Excerpt —
++++++++++++++++++++

2. Nick "Bobby" Boucher - September 23, 2008 10:41 AM
Apparently someone likes Whattaburger....disgusting yet ironically very art influenced..
3. Madgame - September 23, 2008 10:41 AM
at least there's a fire extinguisher on the coffee table...y'know just in case one of the thousands of stogies happens to start a fire.
4. DigitalT - September 23, 2008 10:43 AM
.....She had to have been a W.O.W. player. But seriously damn. Anyone that smokes that much, shits all over the bathroom floor, sink and bathtub, and eats 100lbs of pizza needs some rehab or something hell I wouldnt know what to do. But I can tell you just by looking at this, If they cant find her they might want to check Seaworld.
5. lou - September 23, 2008 10:45 AM
i'm not impressed.
6. Rik - September 23, 2008 10:55 AM
Holy shit.
7. Jeff@iconiq.com - September 23, 2008 10:55 AM
You gotta wonder what it smells like in there...
8. Tim - September 23, 2008 10:55 AM
what the how?!?!?!?!
i mean shit, the bathroom! at what point do you wake up and think" this is fine, this is normal"?!?!?!?!
ive seen some bad shit, how clean is your house style, but this just broke the record!
9. Qwailo - September 23, 2008 11:03 AM
Starting to notice a lack of gadget news in this blog recently. Lol keep up the good work.
10. whistle - September 23, 2008 11:05 AM
There is more to this story and I want to know.
Was the resident found dead in there or something? Was the resident kidnapped? Where the Hell is the tenant? Was it an agoraphobe? How bad was the rat infestation? Was there no trash service for some time?
Oh well, lunch time... I'm craving Whattaburgers for some reason...
11. hmm - September 23, 2008 11:05 AM
I wonder how they navigate that bad boy.
12. barney - September 23, 2008 11:06 AM
im w/ 9
13. Thumperchica - September 23, 2008 11:12 AM
OMG!!!!!!! That's really disgusting. But now I'm craving a large Pepsi and a cig... preferably outside...
14. nick bacon - September 23, 2008 11:15 AM
Ah, reminds me of my student days....
but seriously how could anyone walk around in that with shoes on that expose bare skin! i would wear a fucking space suit
15. HoppyChoppy - September 23, 2008 11:24 AM
The mountain of poo paper on the counter....
16. ahha - September 23, 2008 11:36 AM
If you follow the link, I love that there is an ironing board and iron setup and misc. cleaning supplies as if this person gave any care at all for sanitation or appearances. It's like this is the person at your work who always keeps you guessing because their skin looks filthy but their clothes are spring fresh and well pressed.
And seriously, soap and shampoo on the bathtub, like there would be any reason to go through that if you had to step out of the tub into that hell hole.
17. Jane Doe - September 23, 2008 11:36 AM
That is like my worst nightmare come to existence! Holy cow!! That's worse than my roommate has ever been!
18. EWEWEW! - September 23, 2008 11:40 AM
my buddy lives with a slob like that he fuckinng stinks like dried cum and AXE body spary
19. Amy - September 23, 2008 11:45 AM
Heyyyy, #18, you know Kevin, too?

++++++++++++++++++++

Stored dataset items
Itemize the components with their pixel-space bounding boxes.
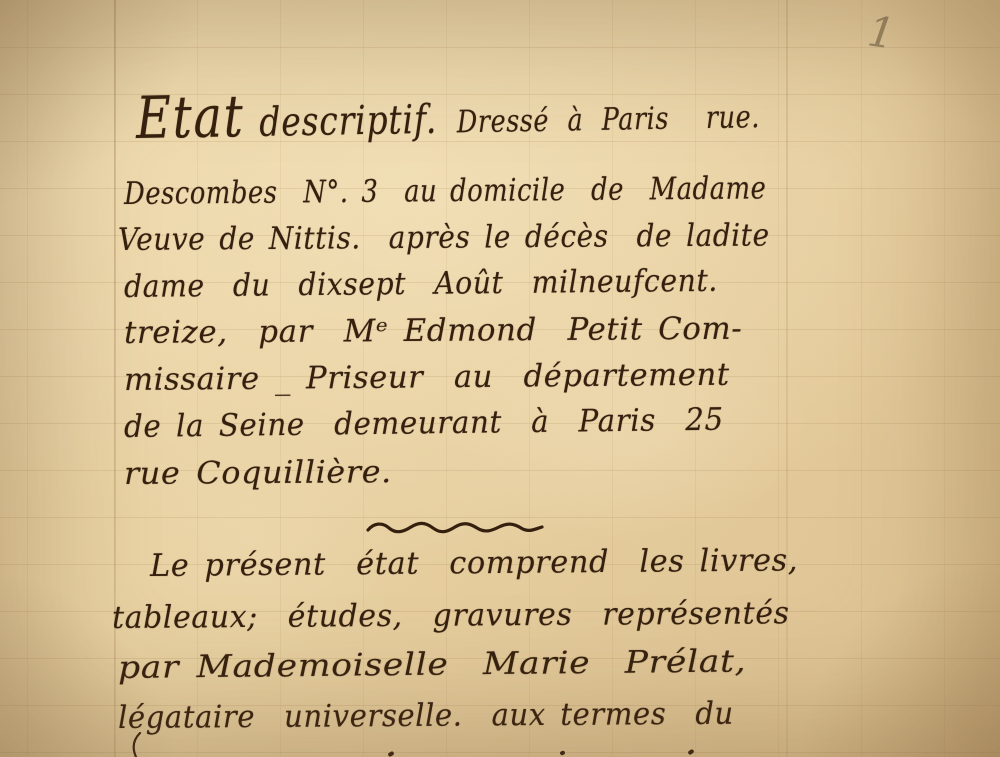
manuscript-line: treize, par Mᵉ Edmond Petit Com-: [124, 311, 743, 351]
manuscript-title-line: Etat descriptif. Dressé à Paris rue.: [135, 73, 760, 152]
manuscript-line: Descombes N°. 3 au domicile de Madame: [124, 170, 767, 212]
page-number: 1: [865, 6, 898, 58]
manuscript-page: 1 Etat descriptif. Dressé à Paris rue. D…: [0, 0, 1000, 757]
manuscript-line: rue Coquillière.: [124, 454, 392, 492]
manuscript-line: dame du dixsept Août milneufcent.: [124, 263, 718, 305]
divider-squiggle: [366, 518, 544, 540]
manuscript-line: Veuve de Nittis. après le décès de ladit…: [118, 217, 770, 258]
left-crease-line: [114, 0, 116, 757]
title-word-etat: Etat: [135, 82, 245, 152]
right-crease-line: [786, 0, 788, 757]
manuscript-line: légataire universelle. aux termes du: [118, 696, 734, 736]
manuscript-line: par Mademoiselle Marie Prélat,: [118, 643, 747, 686]
manuscript-line: de la Seine demeurant à Paris 25: [124, 402, 724, 445]
cutoff-stroke: [387, 751, 394, 757]
title-word-descriptif: descriptif.: [259, 97, 438, 146]
manuscript-line: Le présent état comprend les livres,: [150, 542, 798, 584]
title-rest: Dressé à Paris rue.: [457, 99, 761, 140]
manuscript-line: missaire _ Priseur au département: [124, 357, 730, 398]
cutoff-stroke: [559, 750, 565, 756]
cutoff-stroke: [687, 749, 694, 756]
manuscript-line: tableaux; études, gravures représentés: [112, 595, 790, 636]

++++++++++++++++++++

Requirements — Continue the comment thread about the filthy apartment from its last comment.

Output of the task —
20. Jo Mama - September 23, 2008 11:48 AM
I would seriously just burn the building down. I would put a padlock on the door and torch the s.o.b.... the maintenance workers must have all quit when they saw this.
21. James - September 23, 2008 12:02 PM
Man i hope that poor woman who walked through there and took the pictures went to a damn doctor afterwards. That place is such a biohazard it would make the CDC's skin crawl.
22. ohnoes - September 23, 2008 12:06 PM
There are no used condoms there.. i wonder why?
23. Asher - September 23, 2008 12:15 PM
That's a woman's apartment! look on the forum it's from.
24. Roberto Silva - September 23, 2008 12:19 PM
You noticed that the cat litter is cleaner than her room?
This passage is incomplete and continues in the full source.